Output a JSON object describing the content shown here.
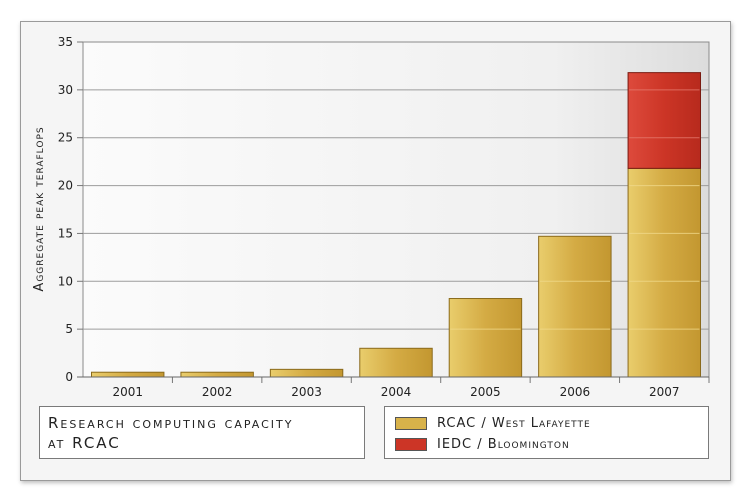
{
  "chart_data": {
    "type": "bar",
    "stacked": true,
    "categories": [
      "2001",
      "2002",
      "2003",
      "2004",
      "2005",
      "2006",
      "2007"
    ],
    "series": [
      {
        "name": "RCAC / West Lafayette",
        "values": [
          0.5,
          0.5,
          0.8,
          3.0,
          8.2,
          14.7,
          21.8
        ],
        "color": "#d8b24a"
      },
      {
        "name": "IEDC / Bloomington",
        "values": [
          0,
          0,
          0,
          0,
          0,
          0,
          10.0
        ],
        "color": "#cc3526"
      }
    ],
    "ylabel": "Aggregate peak teraflops",
    "ylim": [
      0,
      35
    ],
    "yticks": [
      "0",
      "5",
      "10",
      "15",
      "20",
      "25",
      "30",
      "35"
    ],
    "grid": true
  },
  "caption": {
    "line1": "Research computing capacity",
    "line2": "at RCAC"
  },
  "legend": {
    "items": [
      {
        "label": "RCAC / West Lafayette",
        "color": "#d8b24a"
      },
      {
        "label": "IEDC / Bloomington",
        "color": "#cc3526"
      }
    ]
  }
}
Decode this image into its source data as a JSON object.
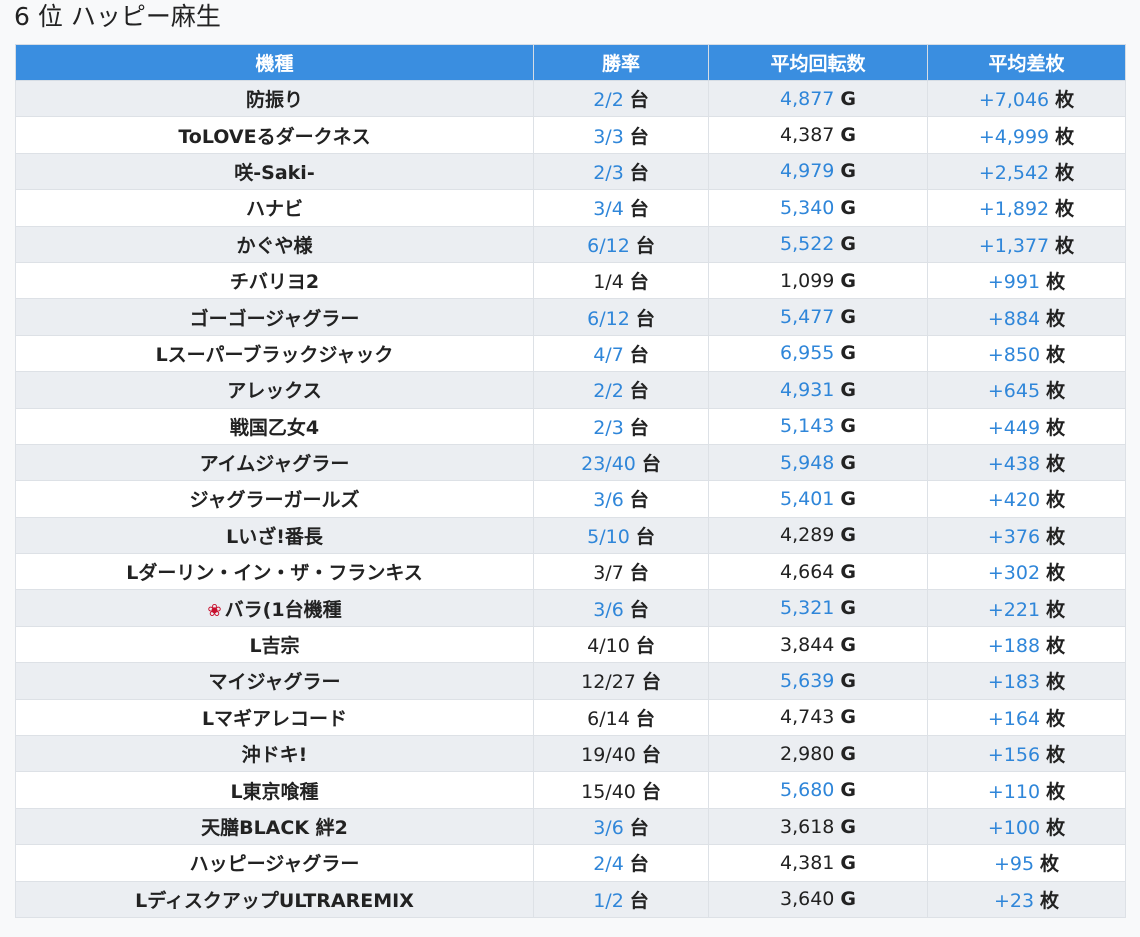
{
  "title": {
    "rank": "6 位",
    "store": "ハッピー麻生"
  },
  "header": {
    "model": "機種",
    "win_rate": "勝率",
    "avg_spins": "平均回転数",
    "avg_diff": "平均差枚"
  },
  "units": {
    "machines": "台",
    "games": "G",
    "medals": "枚"
  },
  "colors": {
    "header_bg": "#3a8ee0",
    "link_blue": "#2f86d9",
    "row_alt": "#ebeef2"
  },
  "rows": [
    {
      "model": "防振り",
      "win": "2/2",
      "win_blue": true,
      "spins": "4,877",
      "spins_blue": true,
      "diff": "+7,046"
    },
    {
      "model": "ToLOVEるダークネス",
      "win": "3/3",
      "win_blue": true,
      "spins": "4,387",
      "spins_blue": false,
      "diff": "+4,999"
    },
    {
      "model": "咲-Saki-",
      "win": "2/3",
      "win_blue": true,
      "spins": "4,979",
      "spins_blue": true,
      "diff": "+2,542"
    },
    {
      "model": "ハナビ",
      "win": "3/4",
      "win_blue": true,
      "spins": "5,340",
      "spins_blue": true,
      "diff": "+1,892"
    },
    {
      "model": "かぐや様",
      "win": "6/12",
      "win_blue": true,
      "spins": "5,522",
      "spins_blue": true,
      "diff": "+1,377"
    },
    {
      "model": "チバリヨ2",
      "win": "1/4",
      "win_blue": false,
      "spins": "1,099",
      "spins_blue": false,
      "diff": "+991"
    },
    {
      "model": "ゴーゴージャグラー",
      "win": "6/12",
      "win_blue": true,
      "spins": "5,477",
      "spins_blue": true,
      "diff": "+884"
    },
    {
      "model": "Lスーパーブラックジャック",
      "win": "4/7",
      "win_blue": true,
      "spins": "6,955",
      "spins_blue": true,
      "diff": "+850"
    },
    {
      "model": "アレックス",
      "win": "2/2",
      "win_blue": true,
      "spins": "4,931",
      "spins_blue": true,
      "diff": "+645"
    },
    {
      "model": "戦国乙女4",
      "win": "2/3",
      "win_blue": true,
      "spins": "5,143",
      "spins_blue": true,
      "diff": "+449"
    },
    {
      "model": "アイムジャグラー",
      "win": "23/40",
      "win_blue": true,
      "spins": "5,948",
      "spins_blue": true,
      "diff": "+438"
    },
    {
      "model": "ジャグラーガールズ",
      "win": "3/6",
      "win_blue": true,
      "spins": "5,401",
      "spins_blue": true,
      "diff": "+420"
    },
    {
      "model": "Lいざ!番長",
      "win": "5/10",
      "win_blue": true,
      "spins": "4,289",
      "spins_blue": false,
      "diff": "+376"
    },
    {
      "model": "Lダーリン・イン・ザ・フランキス",
      "win": "3/7",
      "win_blue": false,
      "spins": "4,664",
      "spins_blue": false,
      "diff": "+302"
    },
    {
      "model": "バラ(1台機種",
      "rose": true,
      "win": "3/6",
      "win_blue": true,
      "spins": "5,321",
      "spins_blue": true,
      "diff": "+221"
    },
    {
      "model": "L吉宗",
      "win": "4/10",
      "win_blue": false,
      "spins": "3,844",
      "spins_blue": false,
      "diff": "+188"
    },
    {
      "model": "マイジャグラー",
      "win": "12/27",
      "win_blue": false,
      "spins": "5,639",
      "spins_blue": true,
      "diff": "+183"
    },
    {
      "model": "Lマギアレコード",
      "win": "6/14",
      "win_blue": false,
      "spins": "4,743",
      "spins_blue": false,
      "diff": "+164"
    },
    {
      "model": "沖ドキ!",
      "win": "19/40",
      "win_blue": false,
      "spins": "2,980",
      "spins_blue": false,
      "diff": "+156"
    },
    {
      "model": "L東京喰種",
      "win": "15/40",
      "win_blue": false,
      "spins": "5,680",
      "spins_blue": true,
      "diff": "+110"
    },
    {
      "model": "天膳BLACK 絆2",
      "win": "3/6",
      "win_blue": true,
      "spins": "3,618",
      "spins_blue": false,
      "diff": "+100"
    },
    {
      "model": "ハッピージャグラー",
      "win": "2/4",
      "win_blue": true,
      "spins": "4,381",
      "spins_blue": false,
      "diff": "+95"
    },
    {
      "model": "LディスクアップULTRAREMIX",
      "win": "1/2",
      "win_blue": true,
      "spins": "3,640",
      "spins_blue": false,
      "diff": "+23"
    }
  ]
}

● **What you are asked to do**
Look through the entries above and report each line where the string "Bloomington" occurs.

● **Right answer**
        "name": "IEDC / Bloomington",
        "label": "IEDC / Bloomington",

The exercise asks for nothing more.